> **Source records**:
------------------------
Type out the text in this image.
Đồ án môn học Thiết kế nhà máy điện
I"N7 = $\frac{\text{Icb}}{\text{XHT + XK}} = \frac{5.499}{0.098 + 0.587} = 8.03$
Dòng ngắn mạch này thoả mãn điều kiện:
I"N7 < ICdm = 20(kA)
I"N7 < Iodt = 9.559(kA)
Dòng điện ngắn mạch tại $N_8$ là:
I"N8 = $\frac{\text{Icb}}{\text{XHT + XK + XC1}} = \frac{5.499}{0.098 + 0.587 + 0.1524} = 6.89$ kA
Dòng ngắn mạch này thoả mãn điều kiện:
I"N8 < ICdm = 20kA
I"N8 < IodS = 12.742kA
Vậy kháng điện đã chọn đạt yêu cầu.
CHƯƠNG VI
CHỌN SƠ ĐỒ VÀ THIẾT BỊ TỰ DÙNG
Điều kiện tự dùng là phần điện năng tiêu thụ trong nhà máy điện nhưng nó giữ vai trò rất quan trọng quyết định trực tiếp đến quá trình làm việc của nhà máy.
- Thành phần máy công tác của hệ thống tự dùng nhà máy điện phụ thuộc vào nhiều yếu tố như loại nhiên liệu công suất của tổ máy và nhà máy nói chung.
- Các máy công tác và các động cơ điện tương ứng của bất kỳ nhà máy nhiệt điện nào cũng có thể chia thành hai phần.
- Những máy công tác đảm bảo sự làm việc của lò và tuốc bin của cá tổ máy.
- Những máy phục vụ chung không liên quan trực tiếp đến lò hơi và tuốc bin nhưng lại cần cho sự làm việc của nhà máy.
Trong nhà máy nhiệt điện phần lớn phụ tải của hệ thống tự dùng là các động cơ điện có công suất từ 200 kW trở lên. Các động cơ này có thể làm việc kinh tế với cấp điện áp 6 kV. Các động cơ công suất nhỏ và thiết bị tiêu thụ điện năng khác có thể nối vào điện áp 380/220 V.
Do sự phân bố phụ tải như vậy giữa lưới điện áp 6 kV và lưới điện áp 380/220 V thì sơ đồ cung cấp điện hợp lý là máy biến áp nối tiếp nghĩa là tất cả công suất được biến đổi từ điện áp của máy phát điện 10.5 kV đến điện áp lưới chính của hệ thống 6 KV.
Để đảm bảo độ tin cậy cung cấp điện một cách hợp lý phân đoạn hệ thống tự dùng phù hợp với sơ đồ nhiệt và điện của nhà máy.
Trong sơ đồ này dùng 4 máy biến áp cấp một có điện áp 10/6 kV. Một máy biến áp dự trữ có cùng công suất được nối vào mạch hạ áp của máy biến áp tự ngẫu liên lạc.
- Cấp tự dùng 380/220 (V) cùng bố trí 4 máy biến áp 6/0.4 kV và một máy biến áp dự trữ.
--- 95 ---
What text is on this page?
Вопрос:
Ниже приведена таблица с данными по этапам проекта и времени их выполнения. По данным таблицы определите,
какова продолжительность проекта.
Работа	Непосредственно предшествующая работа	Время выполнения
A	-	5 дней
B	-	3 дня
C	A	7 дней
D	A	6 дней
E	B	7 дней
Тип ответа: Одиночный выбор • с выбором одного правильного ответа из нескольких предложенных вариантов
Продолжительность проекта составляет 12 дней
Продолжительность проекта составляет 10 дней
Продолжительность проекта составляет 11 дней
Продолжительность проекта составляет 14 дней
------------------------
> **JOB**:
From the entries above, copy out every line where the string "дней" appears.

> **EXERCISE OUTPUT**:
A	-	5 дней
C	A	7 дней
D	A	6 дней
E	B	7 дней
Продолжительность проекта составляет 12 дней
Продолжительность проекта составляет 10 дней
Продолжительность проекта составляет 11 дней
Продолжительность проекта составляет 14 дней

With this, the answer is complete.